| Given task 1 |
Find each line in the records below that contains the word "name", and copy every one of those lines.
* * * *
The beginner trap: Harvesting yarrow too late in the bloom cycle gives you bitter, over-mature flowers that can make the wine harsh — pick the heads when they’re fully open but still fresh.

Ingredients

  • 1 gallon yarrow flowering tops, freshly picked and rinsed
  • 2 lbs finely granulated white sugar
  • 7 pints water
  • 1 lemon, juiced
  • 1 orange, juiced
  • 1 tsp yeast nutrient
  • 1 packet Sauterne wine yeast (or any dry white wine yeast)

Method

  1. Bring the water to a full boil. While it heats, trim the thick stems from the flower heads and place the flowers in your primary fermenter.
  2. Add the sugar and the juice from the lemon and orange directly to the flowers.
  3. Pour the boiling water over everything and stir thoroughly until the sugar is completely dissolved.
  4. Cover the fermenter and let the must cool to room temperature, around 65–75°F.
  5. Activate your yeast according to the packet instructions, then stir it into the cooled must and re-cover.
  6. After 5 days, strain out the flowers and discard them, keeping the liquid.
  7. Continue fermentation until the specific gravity drops to 1.015, then rack the wine into a secondary fermenter and attach an airlock.
  8. After 6 weeks, rack again, top up to minimize headspace, and reattach the airlock.
  9. Repeat that racking step after another 6 weeks.
  10. Stabilize the wine, sweeten to your taste, and let it rest for 2 weeks.
  11. Rack into bottles and age for at least 6 months before opening.

Why this works

Yarrow flowers carry aromatic compounds — camphor, achilleic acid, and various terpenes — that give the wine its herbal backbone. Boiling water extracts these volatile compounds efficiently without the harsh tannins you’d get from a long cold soak. The citrus juice does double duty: it drops the pH into a range where yeast thrive and spoilage organisms struggle, and it adds a brightness that balances yarrow’s earthy bitterness. A Sauterne-style yeast is chosen here because it ferments cleanly at moderate temperatures and leaves just enough residual character to complement floral wines — it stays out of the way and lets the flower do the talking.

Notes

Any dry white wine yeast works fine if Sauterne yeast isn’t available at your local homebrew shop — Lalvin 71B is a solid grocery-store-accessible alternative. If you can’t forage yarrow yourself, dried yarrow flowers are available online; use about 2–3 oz dried in place of 1 gallon fresh. Avoid harvesting from roadsides or sprayed fields.
* * * *
| Given task 2 |
Reproduce word for word everything in the yarrow wine recipe above, from "7. Continue fermentation" down to "another 6 weeks.".

[Stored items]
* * * *
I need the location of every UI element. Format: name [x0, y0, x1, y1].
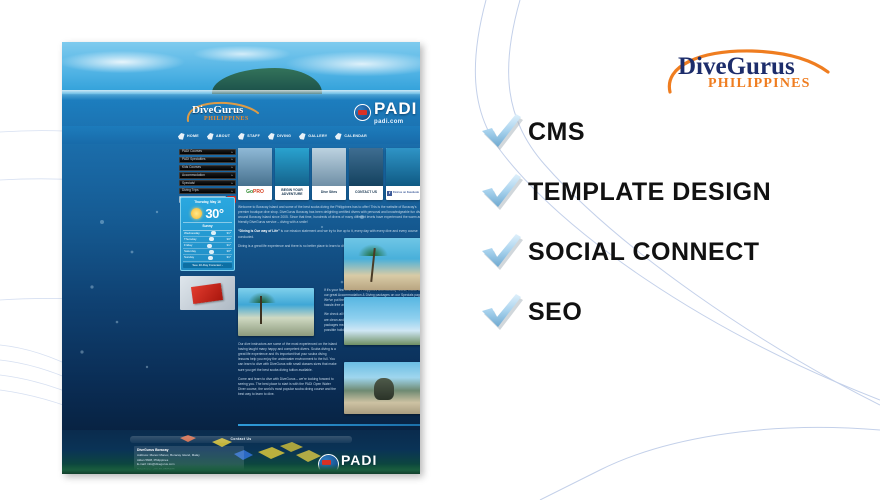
cloud-icon [211, 231, 216, 235]
card-caption: f Find us on Facebook [386, 186, 420, 200]
nav-label: ABOUT [216, 134, 230, 138]
sidebar-item-label: Diving Trips [182, 189, 199, 192]
footer-contact-tab[interactable]: Contact Us [130, 436, 352, 443]
sidebar-item-padi-courses[interactable]: PADI Courses ▸ [179, 149, 236, 155]
fin-icon [206, 132, 214, 140]
boulder [374, 378, 394, 400]
palm-trunk [260, 296, 262, 324]
card-dive-sites[interactable]: Dive Sites [312, 148, 346, 200]
nav-label: DIVING [277, 134, 291, 138]
forecast-temp: 30° [226, 250, 231, 253]
feature-label: SOCIAL CONNECT [528, 240, 760, 265]
card-caption-pro: PRO [253, 190, 264, 196]
promo-book-graphic [191, 283, 223, 304]
card-image [349, 148, 383, 186]
card-image [386, 148, 420, 186]
photo-rock-beach [344, 362, 420, 414]
footer-contact-tab-label: Contact Us [231, 438, 252, 441]
forecast-day: Thursday [184, 238, 197, 241]
check-icon [478, 171, 524, 213]
feature-label: SEO [528, 300, 582, 325]
sidebar-item-label: Specials! [182, 182, 195, 185]
facebook-icon: f [387, 191, 392, 196]
photo-palm-beach [344, 238, 420, 290]
nav-item-calendar[interactable]: CALENDAR [335, 130, 367, 142]
feature-label: CMS [528, 120, 585, 145]
reef-decoration [62, 464, 420, 474]
lower-copy-block: Our dive instructors are some of the mos… [238, 342, 338, 397]
cloud-icon [207, 244, 212, 248]
check-icon [478, 291, 524, 333]
chevron-right-icon: ▸ [231, 151, 233, 154]
site-logo[interactable]: DiveGurus PHILIPPINES [184, 100, 262, 126]
card-contact-us[interactable]: CONTACT US [349, 148, 383, 200]
card-image [312, 148, 346, 186]
padi-wordmark: PADI [374, 99, 417, 118]
sidebar-item-kids-courses[interactable]: Kids Courses ▸ [179, 165, 236, 171]
check-icon [478, 111, 524, 153]
forecast-day: Sunday [184, 256, 194, 259]
forecast-temp: 31° [226, 244, 231, 247]
feature-label: TEMPLATE DESIGN [528, 180, 771, 205]
cloud-icon [209, 250, 214, 254]
card-facebook[interactable]: f Find us on Facebook [386, 148, 420, 200]
nav-item-staff[interactable]: STAFF [238, 130, 260, 142]
fin-icon [335, 132, 343, 140]
fin-icon [238, 132, 246, 140]
nav-label: STAFF [247, 134, 260, 138]
sidebar-item-padi-specialties[interactable]: PADI Specialties ▸ [179, 157, 236, 163]
chevron-right-icon: ▸ [231, 158, 233, 161]
forecast-day: Wednesday [184, 232, 200, 235]
forecast-day: Friday [184, 244, 192, 247]
card-caption-go: Go [246, 190, 253, 196]
forecast-temp: 31° [226, 232, 231, 235]
fin-icon [267, 132, 275, 140]
forecast-row: Sunday 31° [183, 255, 232, 261]
chevron-right-icon: ▸ [231, 182, 233, 185]
sidebar-item-specials[interactable]: Specials! ▸ [179, 180, 236, 186]
padi-disc-icon [354, 104, 371, 121]
slide-canvas: DiveGurus PHILIPPINES CMS [0, 0, 880, 500]
feature-list: CMS TEMPLATE DESIGN SOCIAL CONNECT [478, 102, 878, 342]
card-caption: Dive Sites [312, 186, 346, 200]
fin-icon [177, 132, 185, 140]
weather-current: 30° [183, 204, 232, 222]
sidebar-menu: PADI Courses ▸ PADI Specialties ▸ Kids C… [179, 149, 236, 203]
paragraph-5: Our dive instructors are some of the mos… [238, 342, 338, 373]
feature-item-cms: CMS [478, 102, 878, 162]
feature-item-social-connect: SOCIAL CONNECT [478, 222, 878, 282]
card-image [275, 148, 309, 186]
card-go-pro[interactable]: GoPRO [238, 148, 272, 200]
weather-widget: Thursday, May 16 30° Sunny Wednesday 31°… [180, 197, 235, 271]
card-caption-text: Find us on Facebook [393, 192, 419, 195]
forecast-temp: 30° [226, 238, 231, 241]
chevron-right-icon: ▸ [231, 190, 233, 193]
lead-quote: “Diving is Our way of Life” [238, 229, 280, 233]
forecast-day: Saturday [184, 250, 196, 253]
forecast-temp: 31° [226, 256, 231, 259]
card-begin-your-adventure[interactable]: BEGIN YOUR ADVENTURE [275, 148, 309, 200]
website-screenshot-preview: DiveGurus PHILIPPINES PADI padi.com HOME… [62, 42, 420, 474]
feature-item-template-design: TEMPLATE DESIGN [478, 162, 878, 222]
site-logo-subtitle: PHILIPPINES [204, 116, 249, 122]
sidebar-item-label: PADI Specialties [182, 158, 206, 161]
ten-day-forecast-link[interactable]: See 10-Day Forecast › [183, 263, 232, 268]
chevron-right-icon: ▸ [231, 166, 233, 169]
intro-paragraph: Welcome to Boracay Island and some of th… [238, 205, 420, 225]
check-icon [478, 231, 524, 273]
nav-label: HOME [187, 134, 199, 138]
nav-item-about[interactable]: ABOUT [207, 130, 230, 142]
sidebar-item-diving-trips[interactable]: Diving Trips ▸ [179, 188, 236, 194]
promo-banner[interactable] [180, 276, 235, 310]
sidebar-item-label: Kids Courses [182, 166, 201, 169]
cloud-icon [209, 237, 214, 241]
brand-logo: DiveGurus PHILIPPINES [660, 48, 840, 100]
sidebar-item-label: Accommodation [182, 174, 205, 177]
nav-label: GALLERY [308, 134, 327, 138]
sun-small-icon [208, 256, 213, 260]
card-image [238, 148, 272, 186]
card-caption: BEGIN YOUR ADVENTURE [275, 186, 309, 200]
section-divider [238, 424, 420, 426]
weather-condition: Sunny [183, 222, 232, 230]
photo-beach-hut [238, 288, 314, 336]
feature-card-strip: GoPRO BEGIN YOUR ADVENTURE Dive Sites CO… [238, 148, 420, 200]
site-logo-name: DiveGurus [192, 105, 243, 116]
nav-item-diving[interactable]: DIVING [268, 130, 291, 142]
sidebar-item-label: PADI Courses [182, 150, 202, 153]
feature-item-seo: SEO [478, 282, 878, 342]
palm-frond [248, 292, 276, 303]
weather-temperature: 30° [205, 207, 223, 220]
nav-item-gallery[interactable]: GALLERY [299, 130, 327, 142]
site-navigation: HOME ABOUT STAFF DIVING GALLERY CALENDAR [178, 130, 408, 142]
sidebar-item-accommodation[interactable]: Accommodation ▸ [179, 172, 236, 178]
waterline [62, 90, 420, 100]
site-footer: Contact Us DiveGurus Boracay Address: Ma… [62, 430, 420, 474]
chevron-right-icon: ▸ [231, 174, 233, 177]
card-caption: GoPRO [238, 186, 272, 200]
fin-icon [299, 132, 307, 140]
paragraph-6: Come and learn to dive with DiveGurus – … [238, 377, 338, 397]
padi-header-logo[interactable]: PADI padi.com [354, 100, 420, 130]
card-caption: CONTACT US [349, 186, 383, 200]
nav-label: CALENDAR [344, 134, 367, 138]
brand-subtitle: PHILIPPINES [708, 77, 811, 91]
nav-item-home[interactable]: HOME [178, 130, 199, 142]
sun-icon [191, 208, 202, 219]
padi-url: padi.com [374, 119, 417, 125]
photo-sky-clouds [344, 297, 420, 345]
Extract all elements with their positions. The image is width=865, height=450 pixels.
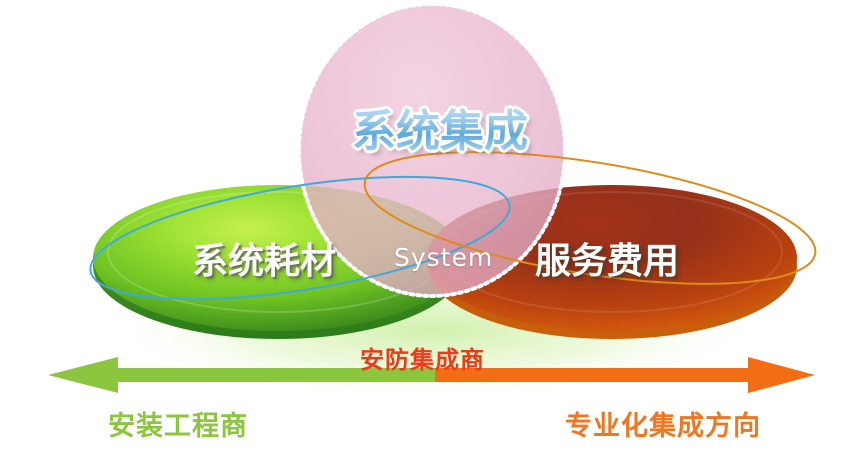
title-text: 系统集成 xyxy=(352,95,528,159)
venn-diagram-svg xyxy=(0,0,865,450)
green-ellipse-label: 系统耗材 xyxy=(192,232,336,284)
red-ellipse-label: 服务费用 xyxy=(535,232,679,284)
center-overlap-label: System xyxy=(394,243,493,272)
axis-right-label: 专业化集成方向 xyxy=(565,404,761,443)
diagram-canvas: 系统集成 系统集成 系统耗材 服务费用 System 安防集成商 安装工程商 专… xyxy=(0,0,865,450)
axis-center-label: 安防集成商 xyxy=(360,340,485,375)
axis-left-label: 安装工程商 xyxy=(108,404,248,443)
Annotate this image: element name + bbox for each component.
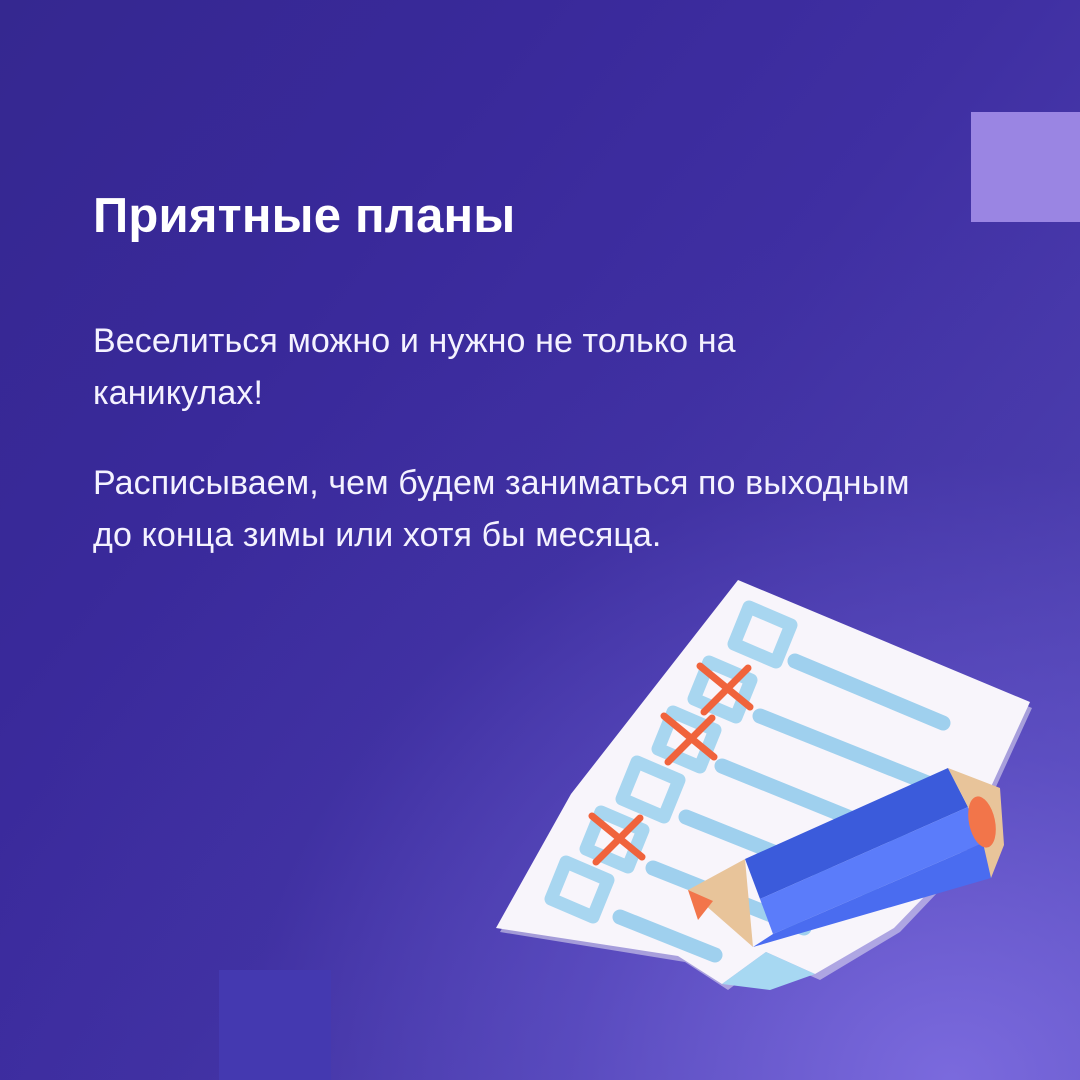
text-content-block: Приятные планы Веселиться можно и нужно … (93, 186, 913, 561)
body-paragraph-1: Веселиться можно и нужно не только на ка… (93, 315, 913, 419)
body-paragraph-2: Расписываем, чем будем заниматься по вых… (93, 457, 913, 561)
decor-square-bottom-left (219, 970, 331, 1080)
page-title: Приятные планы (93, 186, 913, 246)
decor-square-top-right (971, 112, 1080, 222)
slide-canvas: Приятные планы Веселиться можно и нужно … (0, 0, 1080, 1080)
checklist-illustration (470, 560, 1080, 1080)
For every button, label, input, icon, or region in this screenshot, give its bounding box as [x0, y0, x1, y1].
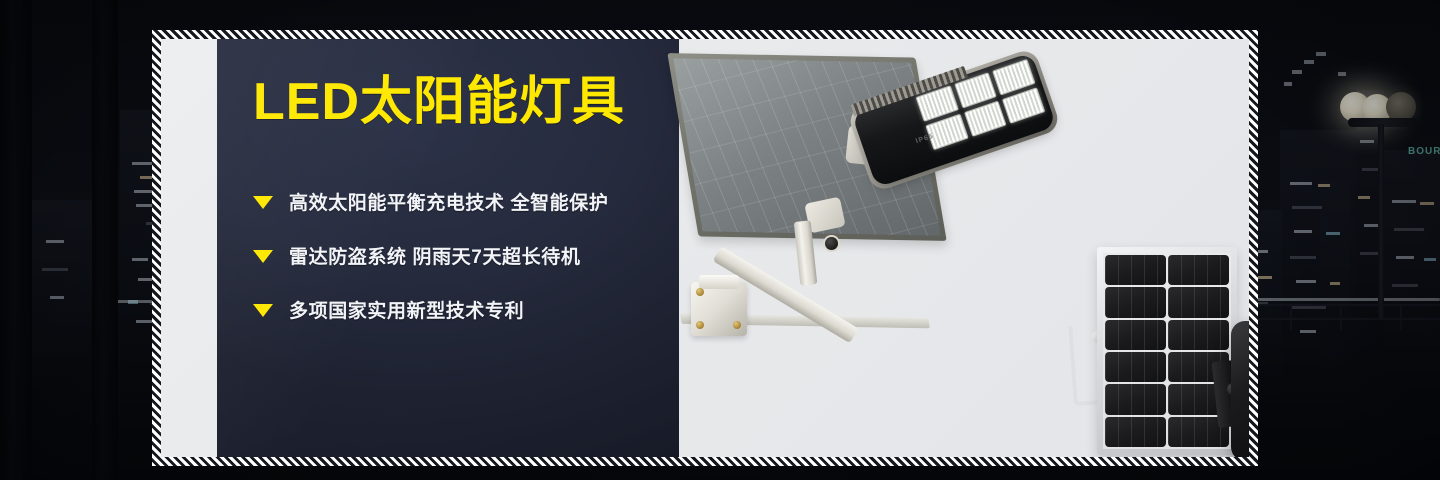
* * * *
| Right answer 1 |
I need the location of every UI element. Format: name [x0, y0, x1, y1].
site-logo-name: DiveGurus [192, 105, 243, 116]
Annotate this image: element name + bbox for each component.

| Right answer 2 |
7. Continue fermentation until the specific gravity drops to 1.015, then rack the wine into a secondary fermenter and attach an airlock.
  8. After 6 weeks, rack again, top up to minimize headspace, and reattach the airlock.
  9. Repeat that racking step after another 6 weeks.